» **EXERCISE**
Take each line containing "personnel" and report it exactly as written.

[Begin]

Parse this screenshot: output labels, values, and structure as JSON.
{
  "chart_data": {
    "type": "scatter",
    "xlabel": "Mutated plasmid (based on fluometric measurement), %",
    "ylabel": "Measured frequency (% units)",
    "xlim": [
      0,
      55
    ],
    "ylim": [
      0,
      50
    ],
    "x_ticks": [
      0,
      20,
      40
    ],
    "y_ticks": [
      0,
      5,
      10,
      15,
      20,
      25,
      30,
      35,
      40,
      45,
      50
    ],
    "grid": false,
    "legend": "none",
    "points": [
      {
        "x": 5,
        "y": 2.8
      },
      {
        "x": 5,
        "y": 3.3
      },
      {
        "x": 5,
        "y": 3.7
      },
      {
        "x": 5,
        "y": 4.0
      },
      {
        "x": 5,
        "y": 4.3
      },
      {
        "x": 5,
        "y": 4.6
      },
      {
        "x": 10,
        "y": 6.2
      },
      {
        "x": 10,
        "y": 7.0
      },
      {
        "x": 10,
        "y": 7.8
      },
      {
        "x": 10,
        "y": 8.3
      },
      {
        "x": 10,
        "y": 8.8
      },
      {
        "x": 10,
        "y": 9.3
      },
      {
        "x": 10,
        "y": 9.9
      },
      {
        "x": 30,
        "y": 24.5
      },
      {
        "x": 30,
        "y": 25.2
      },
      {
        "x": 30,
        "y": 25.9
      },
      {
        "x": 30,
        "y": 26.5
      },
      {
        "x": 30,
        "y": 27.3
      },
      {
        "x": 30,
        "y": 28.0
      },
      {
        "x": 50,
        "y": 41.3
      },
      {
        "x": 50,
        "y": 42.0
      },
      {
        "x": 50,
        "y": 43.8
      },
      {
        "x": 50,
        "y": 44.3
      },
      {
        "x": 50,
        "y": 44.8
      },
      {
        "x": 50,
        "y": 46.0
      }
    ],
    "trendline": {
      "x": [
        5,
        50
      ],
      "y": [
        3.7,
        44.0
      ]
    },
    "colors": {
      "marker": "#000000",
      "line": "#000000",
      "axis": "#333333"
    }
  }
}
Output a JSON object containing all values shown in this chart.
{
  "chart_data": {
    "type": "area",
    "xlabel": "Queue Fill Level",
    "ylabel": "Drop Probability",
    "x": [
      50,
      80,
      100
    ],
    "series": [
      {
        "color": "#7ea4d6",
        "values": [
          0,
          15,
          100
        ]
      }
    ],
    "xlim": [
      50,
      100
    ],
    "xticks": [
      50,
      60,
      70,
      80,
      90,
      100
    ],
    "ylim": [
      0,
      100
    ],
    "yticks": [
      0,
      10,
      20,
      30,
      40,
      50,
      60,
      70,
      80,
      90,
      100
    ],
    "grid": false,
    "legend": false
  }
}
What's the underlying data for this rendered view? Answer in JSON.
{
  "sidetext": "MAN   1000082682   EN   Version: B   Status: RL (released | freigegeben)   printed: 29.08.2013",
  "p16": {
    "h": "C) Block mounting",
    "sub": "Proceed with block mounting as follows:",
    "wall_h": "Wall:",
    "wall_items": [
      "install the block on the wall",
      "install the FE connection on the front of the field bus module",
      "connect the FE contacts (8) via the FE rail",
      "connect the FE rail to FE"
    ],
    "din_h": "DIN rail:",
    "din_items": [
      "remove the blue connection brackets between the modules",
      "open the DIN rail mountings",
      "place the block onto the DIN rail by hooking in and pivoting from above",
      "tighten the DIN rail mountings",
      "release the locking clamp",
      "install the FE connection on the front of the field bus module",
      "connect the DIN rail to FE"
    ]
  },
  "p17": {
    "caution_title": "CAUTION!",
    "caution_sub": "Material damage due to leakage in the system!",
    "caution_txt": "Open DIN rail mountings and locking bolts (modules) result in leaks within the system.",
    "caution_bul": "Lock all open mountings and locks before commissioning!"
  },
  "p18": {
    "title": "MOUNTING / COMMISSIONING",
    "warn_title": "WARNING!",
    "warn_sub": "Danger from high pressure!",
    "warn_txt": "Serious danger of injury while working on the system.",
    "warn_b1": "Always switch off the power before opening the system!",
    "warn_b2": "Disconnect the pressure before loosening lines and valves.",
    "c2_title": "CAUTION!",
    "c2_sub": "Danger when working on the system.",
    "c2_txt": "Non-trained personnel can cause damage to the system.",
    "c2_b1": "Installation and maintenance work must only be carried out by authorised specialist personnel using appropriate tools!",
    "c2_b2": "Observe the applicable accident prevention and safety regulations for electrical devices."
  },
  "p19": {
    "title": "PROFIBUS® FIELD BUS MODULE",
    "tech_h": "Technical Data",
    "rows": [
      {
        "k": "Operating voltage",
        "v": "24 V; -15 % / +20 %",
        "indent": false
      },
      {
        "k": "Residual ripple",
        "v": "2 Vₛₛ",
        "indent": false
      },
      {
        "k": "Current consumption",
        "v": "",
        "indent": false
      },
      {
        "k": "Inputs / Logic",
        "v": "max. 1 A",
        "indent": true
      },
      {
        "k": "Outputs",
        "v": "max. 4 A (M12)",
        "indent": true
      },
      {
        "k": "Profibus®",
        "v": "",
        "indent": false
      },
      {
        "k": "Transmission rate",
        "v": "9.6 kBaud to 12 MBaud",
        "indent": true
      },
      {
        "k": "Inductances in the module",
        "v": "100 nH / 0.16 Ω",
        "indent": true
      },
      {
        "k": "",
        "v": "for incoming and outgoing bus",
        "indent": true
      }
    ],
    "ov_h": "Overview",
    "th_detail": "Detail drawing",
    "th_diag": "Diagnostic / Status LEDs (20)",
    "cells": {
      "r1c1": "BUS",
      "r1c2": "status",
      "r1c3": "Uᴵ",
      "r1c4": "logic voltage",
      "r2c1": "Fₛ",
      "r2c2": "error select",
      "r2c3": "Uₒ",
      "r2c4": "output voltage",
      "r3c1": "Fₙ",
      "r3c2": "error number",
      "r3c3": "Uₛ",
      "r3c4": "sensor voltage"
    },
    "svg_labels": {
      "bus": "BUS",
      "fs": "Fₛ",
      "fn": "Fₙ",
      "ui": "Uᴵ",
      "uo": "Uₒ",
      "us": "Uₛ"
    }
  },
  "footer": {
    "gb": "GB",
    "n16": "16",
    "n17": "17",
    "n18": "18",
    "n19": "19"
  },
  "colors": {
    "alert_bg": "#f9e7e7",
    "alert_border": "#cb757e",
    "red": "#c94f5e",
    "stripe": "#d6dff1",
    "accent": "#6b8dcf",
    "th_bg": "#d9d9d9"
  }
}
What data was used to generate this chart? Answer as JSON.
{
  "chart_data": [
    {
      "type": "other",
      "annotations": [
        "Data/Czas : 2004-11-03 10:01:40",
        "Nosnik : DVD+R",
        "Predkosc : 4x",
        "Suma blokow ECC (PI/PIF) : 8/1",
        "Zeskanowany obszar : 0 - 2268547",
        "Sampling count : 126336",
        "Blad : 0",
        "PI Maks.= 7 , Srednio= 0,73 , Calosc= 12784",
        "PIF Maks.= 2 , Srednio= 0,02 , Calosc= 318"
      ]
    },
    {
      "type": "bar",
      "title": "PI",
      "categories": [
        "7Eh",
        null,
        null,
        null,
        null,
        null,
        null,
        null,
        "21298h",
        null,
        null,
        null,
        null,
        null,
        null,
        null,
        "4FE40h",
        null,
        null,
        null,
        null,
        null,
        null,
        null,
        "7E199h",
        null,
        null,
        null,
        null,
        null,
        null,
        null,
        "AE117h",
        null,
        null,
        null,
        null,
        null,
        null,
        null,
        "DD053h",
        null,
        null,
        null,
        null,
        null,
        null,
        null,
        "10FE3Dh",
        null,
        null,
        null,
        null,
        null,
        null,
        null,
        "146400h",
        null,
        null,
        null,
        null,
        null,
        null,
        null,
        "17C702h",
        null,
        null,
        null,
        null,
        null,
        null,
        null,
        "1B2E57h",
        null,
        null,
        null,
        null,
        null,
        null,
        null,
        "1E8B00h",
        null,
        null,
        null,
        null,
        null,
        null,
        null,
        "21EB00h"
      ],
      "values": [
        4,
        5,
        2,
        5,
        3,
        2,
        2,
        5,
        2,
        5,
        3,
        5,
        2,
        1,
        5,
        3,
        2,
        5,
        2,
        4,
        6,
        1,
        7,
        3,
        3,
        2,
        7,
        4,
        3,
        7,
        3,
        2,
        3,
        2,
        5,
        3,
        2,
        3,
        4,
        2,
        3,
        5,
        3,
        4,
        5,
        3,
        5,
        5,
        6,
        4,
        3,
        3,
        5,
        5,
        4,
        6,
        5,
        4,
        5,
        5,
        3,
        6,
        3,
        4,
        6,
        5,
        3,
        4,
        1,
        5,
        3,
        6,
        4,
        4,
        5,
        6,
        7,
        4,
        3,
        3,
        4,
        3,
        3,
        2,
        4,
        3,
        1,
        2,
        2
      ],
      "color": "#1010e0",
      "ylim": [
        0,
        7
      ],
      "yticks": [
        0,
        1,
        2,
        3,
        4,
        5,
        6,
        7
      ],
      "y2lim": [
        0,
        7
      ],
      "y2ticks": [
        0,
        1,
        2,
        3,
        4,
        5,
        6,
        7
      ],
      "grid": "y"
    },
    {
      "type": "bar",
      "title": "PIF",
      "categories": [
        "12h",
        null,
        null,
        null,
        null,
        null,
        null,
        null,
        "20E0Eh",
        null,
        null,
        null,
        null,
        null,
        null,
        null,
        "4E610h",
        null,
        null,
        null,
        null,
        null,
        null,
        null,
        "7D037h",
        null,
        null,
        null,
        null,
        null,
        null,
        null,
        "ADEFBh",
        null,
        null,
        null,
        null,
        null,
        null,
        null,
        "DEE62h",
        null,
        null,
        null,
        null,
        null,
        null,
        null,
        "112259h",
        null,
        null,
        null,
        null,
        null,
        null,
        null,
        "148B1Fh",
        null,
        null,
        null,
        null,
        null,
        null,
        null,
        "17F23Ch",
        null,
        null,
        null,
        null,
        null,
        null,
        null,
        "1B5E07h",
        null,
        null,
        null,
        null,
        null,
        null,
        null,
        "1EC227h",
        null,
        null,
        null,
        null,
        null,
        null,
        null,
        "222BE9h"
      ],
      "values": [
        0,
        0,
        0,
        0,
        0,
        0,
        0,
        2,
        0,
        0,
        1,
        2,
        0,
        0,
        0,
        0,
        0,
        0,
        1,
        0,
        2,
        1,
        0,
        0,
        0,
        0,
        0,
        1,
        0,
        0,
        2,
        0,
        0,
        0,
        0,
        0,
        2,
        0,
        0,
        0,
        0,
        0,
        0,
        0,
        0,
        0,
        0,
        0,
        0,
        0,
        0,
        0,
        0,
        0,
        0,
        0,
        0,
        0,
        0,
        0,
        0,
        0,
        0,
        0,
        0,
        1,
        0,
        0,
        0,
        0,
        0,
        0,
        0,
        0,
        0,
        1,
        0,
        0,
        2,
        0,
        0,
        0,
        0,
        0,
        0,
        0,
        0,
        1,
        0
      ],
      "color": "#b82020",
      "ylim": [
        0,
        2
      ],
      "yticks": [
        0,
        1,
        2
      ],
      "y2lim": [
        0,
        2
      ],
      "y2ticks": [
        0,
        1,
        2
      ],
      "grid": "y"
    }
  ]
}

[End]

» **RESPONSE BELOW**
    "c2_txt": "Non-trained personnel can cause damage to the system.",
    "c2_b1": "Installation and maintenance work must only be carried out by authorised specialist personnel using appropriate tools!",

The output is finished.